* EXTRAIT DU TEXTE
★ ★ ★ ★ ★
COMM.
L.G.
**COUR DE CASSATION**
Audience publique du **8 octobre 2002**
Cassation
M. DUMAS, président
Pourvoi n° J 00-16.361
Arrêt n° 1569 F-D
R E P U B L I Q U E F R A N C A I S E
AU NOM DU PEUPLE FRANCAIS
LA COUR DE CASSATION, CHAMBRE COMMERCIALE, FINANCIÈRE ET ÉCONOMIQUE, a rendu
l'arrêt suivant :
Sur le pourvoi formé par l'Institut national de l'Audiovisuel, dit INA, dont
le siège est 4, avenue de L'Europe, 94366 Bry-sur-Marne,
en cassation d'un arrêt rendu le 17 mars 2000 par la cour d'appel de Paris (4e
chambre civile, section B), au profit de la société Tree Studio, représentée
par son liquidateur, M. Aa, domicilié …, … … …, … …,
défenderesse à la cassation ;
Le demandeur invoque, à l'appui de son pourvoi, le moyen unique de cassation
annexé au présent arrêt ;
Vu la communication faite au Procureur général ;
LA COUR, en l'audience publique du 2 juillet 2002, où étaient présents : M.
★ ★ ★ ★ ★
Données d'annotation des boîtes

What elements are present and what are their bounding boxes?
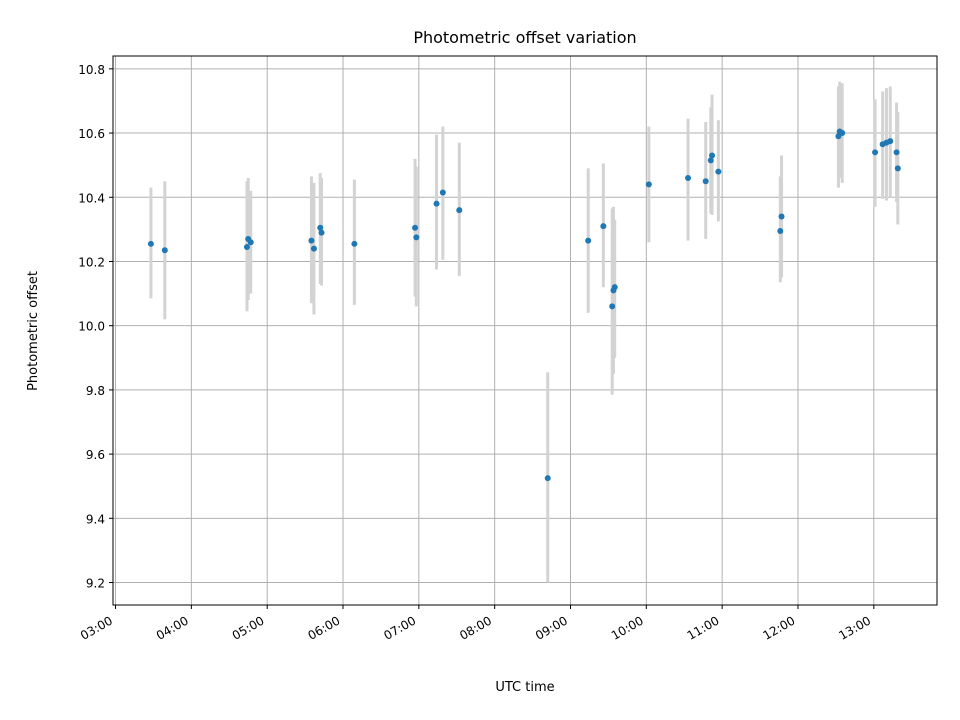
data-point xyxy=(887,138,894,145)
data-point xyxy=(161,247,168,254)
data-point xyxy=(872,149,879,156)
plot-frame xyxy=(112,55,938,606)
data-point xyxy=(308,237,315,244)
y-axis-ticks: 9.2 9.4 9.6 9.8 10.0 10.2 10.4 10.6 10.8 xyxy=(78,63,113,591)
data-point xyxy=(707,157,714,164)
data-point xyxy=(839,130,846,137)
data-point xyxy=(894,165,901,172)
y-tick-label: 10.6 xyxy=(78,127,105,141)
y-tick-label: 9.6 xyxy=(86,448,105,462)
y-tick-label: 9.2 xyxy=(86,577,105,591)
y-tick-label: 9.4 xyxy=(86,512,105,526)
data-point xyxy=(544,475,551,482)
data-points xyxy=(147,128,901,482)
data-point xyxy=(715,168,722,175)
data-point xyxy=(439,189,446,196)
data-point xyxy=(893,149,900,156)
x-axis-label: UTC time xyxy=(495,680,554,695)
data-point xyxy=(413,234,420,241)
data-point xyxy=(585,237,592,244)
data-point xyxy=(609,303,616,310)
data-point xyxy=(412,224,419,231)
chart-title: Photometric offset variation xyxy=(413,28,636,47)
data-point xyxy=(600,223,607,230)
data-point xyxy=(317,224,324,231)
y-tick-label: 10.2 xyxy=(78,255,105,269)
data-point xyxy=(645,181,652,188)
data-point xyxy=(777,227,784,234)
data-point xyxy=(247,239,254,246)
data-point xyxy=(611,284,618,291)
data-point xyxy=(778,213,785,220)
data-point xyxy=(243,244,250,251)
data-point xyxy=(433,200,440,207)
y-tick-label: 10.4 xyxy=(78,191,105,205)
y-tick-label: 10.8 xyxy=(78,63,105,77)
y-tick-label: 9.8 xyxy=(86,384,105,398)
data-point xyxy=(318,229,325,236)
data-point xyxy=(456,207,463,214)
data-point xyxy=(351,240,358,247)
data-point xyxy=(685,175,692,181)
y-tick-label: 10.0 xyxy=(78,320,105,334)
data-point xyxy=(310,245,317,252)
data-point xyxy=(147,240,154,247)
data-point xyxy=(702,178,709,185)
data-point xyxy=(709,152,716,159)
y-axis-label: Photometric offset xyxy=(26,271,41,391)
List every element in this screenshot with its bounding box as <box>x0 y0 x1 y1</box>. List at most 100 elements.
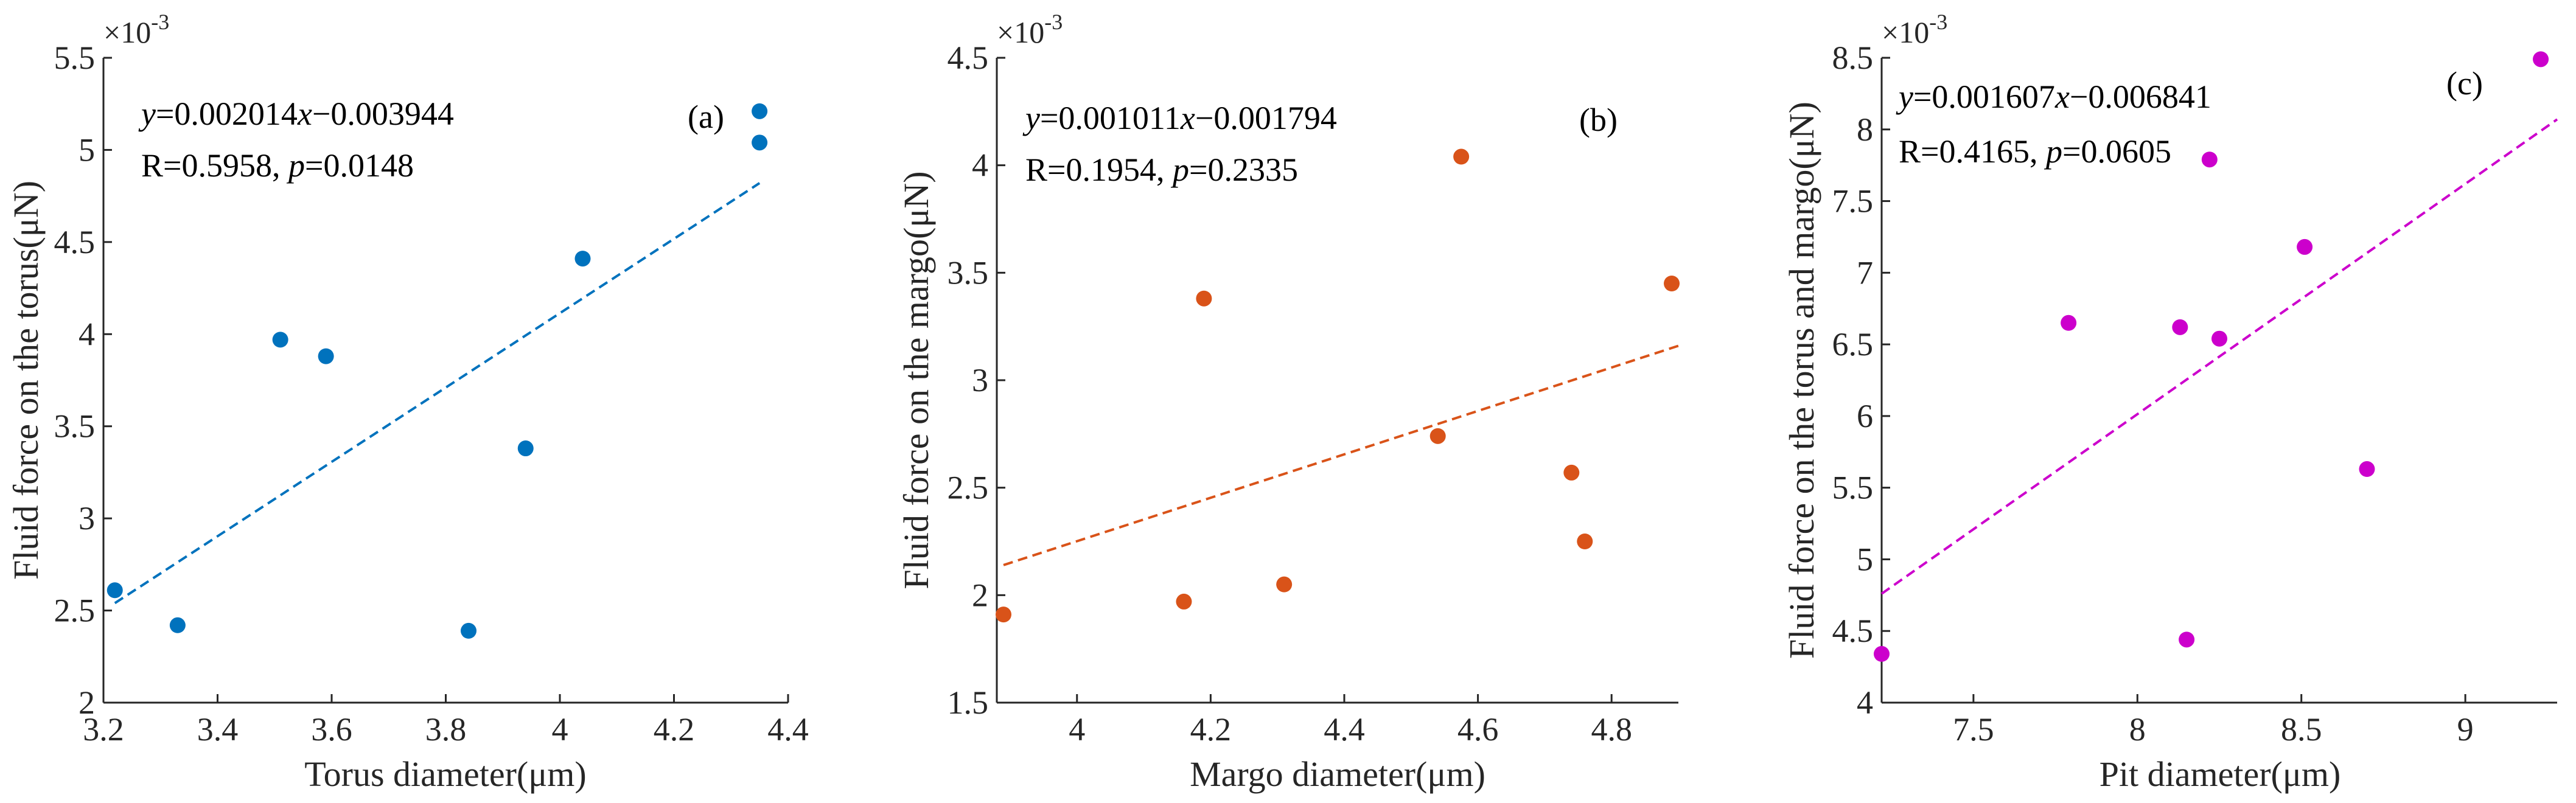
data-points-a <box>106 103 768 639</box>
y-tick-label: 3.5 <box>948 254 989 291</box>
data-point-b <box>1664 276 1680 291</box>
panel-a: 3.2 3.4 3.6 3.8 4 4.2 4.4 2 2.5 3 3.5 4 4.5 5 5.5 ×10… <box>6 10 809 794</box>
plot-area-b <box>997 58 1678 703</box>
data-point-c <box>2172 319 2188 335</box>
x-ticks-b: 4 4.2 4.4 4.6 4.8 <box>1069 694 1632 748</box>
x-tick-label: 8.5 <box>2281 711 2322 748</box>
x-axis-label-b: Margo diameter(μm) <box>1190 754 1485 794</box>
y-ticks-a: 2 2.5 3 3.5 4 4.5 5 5.5 <box>54 40 112 721</box>
data-point-b <box>1176 593 1192 610</box>
data-point-b <box>1276 576 1293 593</box>
y-tick-label: 5 <box>1857 541 1873 577</box>
fit-line-c <box>1880 118 2558 595</box>
x-tick-label: 3.6 <box>311 711 352 748</box>
data-point-c <box>2201 151 2218 168</box>
data-point-b <box>1453 148 1470 165</box>
data-point-c <box>1874 645 1890 662</box>
data-point-b <box>1577 534 1593 549</box>
x-tick-label: 9 <box>2457 711 2474 748</box>
data-point-a <box>574 251 591 267</box>
y-tick-label: 5.5 <box>54 40 96 76</box>
y-multiplier-b: ×10-3 <box>997 10 1063 49</box>
fit-line-c-group <box>1880 118 2558 595</box>
x-tick-label: 8 <box>2129 711 2146 748</box>
x-tick-label: 4 <box>552 711 568 748</box>
y-tick-label: 3 <box>972 362 988 398</box>
y-tick-label: 2.5 <box>54 593 96 629</box>
x-ticks-a: 3.2 3.4 3.6 3.8 4 4.2 4.4 <box>83 694 809 748</box>
data-point-c <box>2533 51 2549 68</box>
panel-label-a: (a) <box>688 99 724 135</box>
x-tick-label: 3.4 <box>197 711 239 748</box>
x-axis-label-a: Torus diameter(μm) <box>304 754 587 794</box>
plot-area-a <box>103 58 788 703</box>
data-point-b <box>1429 428 1446 444</box>
y-multiplier-c: ×10-3 <box>1882 10 1947 49</box>
x-axis-label-c: Pit diameter(μm) <box>2100 754 2341 794</box>
y-tick-label: 4.5 <box>948 40 989 76</box>
x-tick-label: 4.8 <box>1591 711 1632 748</box>
y-ticks-c: 4 4.5 5 5.5 6 6.5 7 7.5 8 8.5 <box>1832 40 1890 721</box>
y-tick-label: 5.5 <box>1832 470 1874 506</box>
y-tick-label: 7.5 <box>1832 183 1874 220</box>
data-point-b <box>995 607 1011 623</box>
panel-label-b: (b) <box>1579 102 1618 138</box>
y-ticks-b: 1.5 2 2.5 3 3.5 4 4.5 <box>948 40 1005 721</box>
x-tick-label: 4.2 <box>1190 711 1232 748</box>
fit-line-a-group <box>114 182 761 605</box>
regression-equation-b: y=0.001011x−0.001794 <box>1022 100 1337 136</box>
x-tick-label: 4.6 <box>1457 711 1499 748</box>
data-point-b <box>1196 290 1212 307</box>
data-points-b <box>995 148 1680 623</box>
data-point-c <box>2211 330 2227 347</box>
y-tick-label: 5 <box>79 131 95 168</box>
data-point-a <box>272 332 288 348</box>
data-point-a <box>752 134 768 151</box>
data-point-b <box>1563 464 1580 481</box>
y-tick-label: 6.5 <box>1832 326 1874 363</box>
y-tick-label: 2 <box>79 684 95 721</box>
y-tick-label: 1.5 <box>948 684 989 721</box>
x-tick-label: 4.4 <box>767 711 809 748</box>
y-tick-label: 2 <box>972 577 988 613</box>
data-point-a <box>752 103 768 119</box>
y-tick-label: 4 <box>972 147 988 184</box>
y-multiplier-a: ×10-3 <box>103 10 169 49</box>
data-points-c <box>1874 51 2549 662</box>
y-tick-label: 4 <box>1857 684 1873 721</box>
y-axis-label-c: Fluid force on the torus and margo(μN) <box>1782 102 1821 659</box>
y-axis-label-b: Fluid force on the margo(μN) <box>896 171 936 589</box>
correlation-stats-c: R=0.4165, p=0.0605 <box>1899 133 2171 170</box>
panel-b: 4 4.2 4.4 4.6 4.8 1.5 2 2.5 3 3.5 4 4.5 ×10-3 y=0.… <box>896 10 1680 794</box>
fit-line-b-group <box>1003 344 1679 566</box>
y-tick-label: 2.5 <box>948 470 989 506</box>
regression-equation-a: y=0.002014x−0.003944 <box>138 96 454 132</box>
data-point-a <box>517 440 534 457</box>
y-tick-label: 3.5 <box>54 408 96 445</box>
y-axis-label-a: Fluid force on the torus(μN) <box>6 181 46 580</box>
plot-area-c <box>1882 58 2557 703</box>
x-tick-label: 7.5 <box>1953 711 1994 748</box>
data-point-c <box>2179 631 2195 648</box>
panel-label-c: (c) <box>2446 65 2483 102</box>
data-point-a <box>106 582 123 599</box>
regression-equation-c: y=0.001607x−0.006841 <box>1896 78 2211 115</box>
data-point-c <box>2359 461 2375 478</box>
x-tick-label: 4.4 <box>1324 711 1365 748</box>
correlation-stats-b: R=0.1954, p=0.2335 <box>1025 151 1298 188</box>
data-point-a <box>169 617 186 633</box>
fit-line-b <box>1003 344 1679 566</box>
y-tick-label: 3 <box>79 500 95 537</box>
y-tick-label: 6 <box>1857 398 1873 434</box>
x-ticks-c: 7.5 8 8.5 9 <box>1953 694 2474 748</box>
y-tick-label: 4 <box>79 316 95 352</box>
y-tick-label: 8 <box>1857 111 1873 148</box>
y-tick-label: 8.5 <box>1832 40 1874 76</box>
y-tick-label: 7 <box>1857 254 1873 291</box>
correlation-stats-a: R=0.5958, p=0.0148 <box>141 147 414 184</box>
y-tick-label: 4.5 <box>54 224 96 260</box>
fit-line-a <box>114 182 761 605</box>
x-tick-label: 3.2 <box>83 711 124 748</box>
y-tick-label: 4.5 <box>1832 613 1874 649</box>
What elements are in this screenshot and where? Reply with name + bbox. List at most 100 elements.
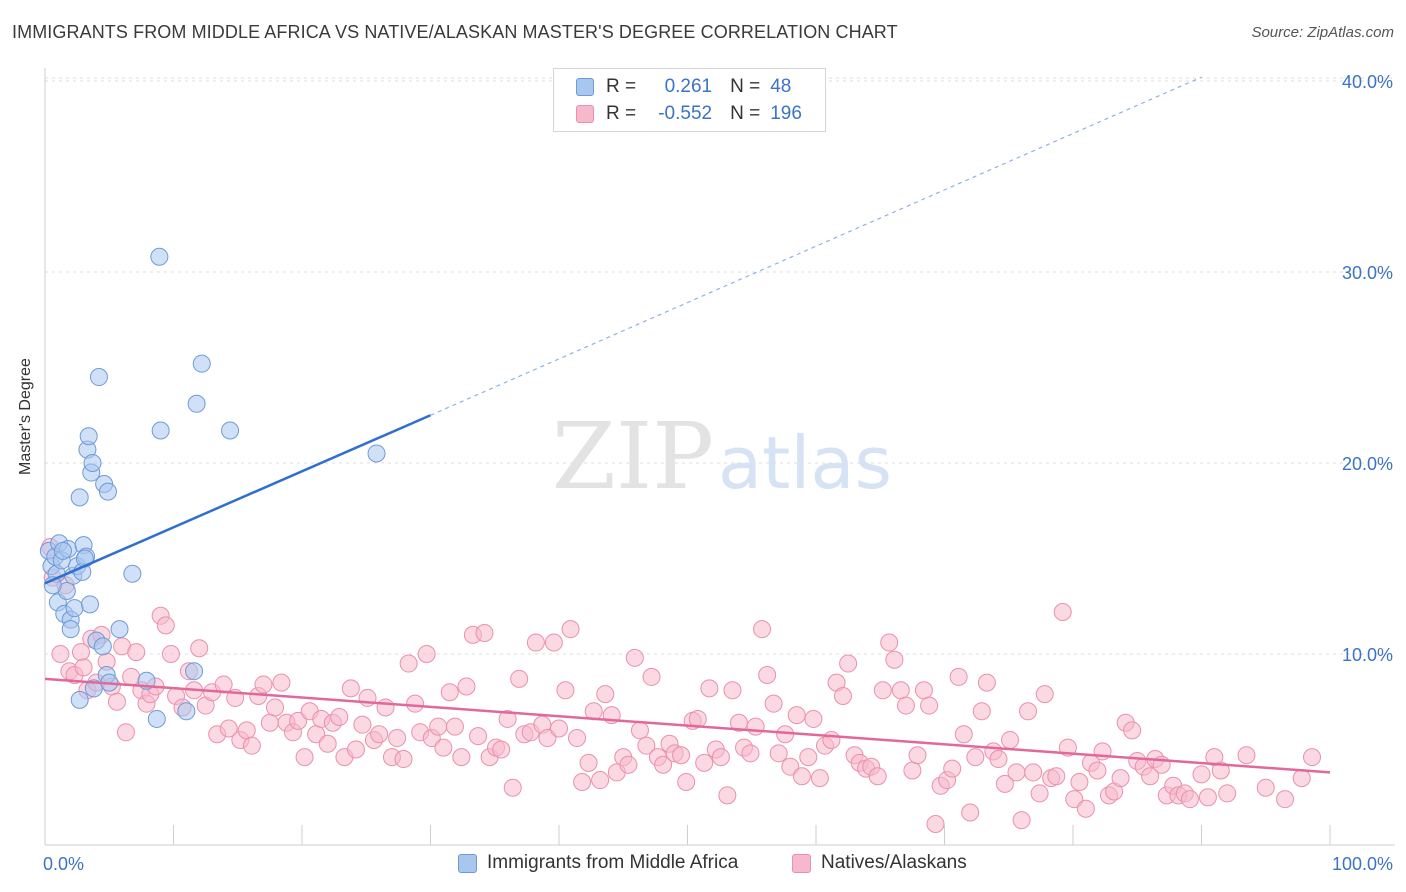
★ ★ ★ ★ ★
* TRAVAIL DEMANDÉ
a) Relevez toutes les dates mentionnées dans l'arrêt de la Cour de cassation.
b) D'après l'arrêt de la Cour de cassation, quelle juridiction a rendu la décision contre laquelle l'INA s'est pourvu ?

* RÉPONSES
a)
- 8 octobre 2002
- 17 mars 2000
- 2 juillet 2002

b) La cour d'appel de Paris (4e chambre civile, section B).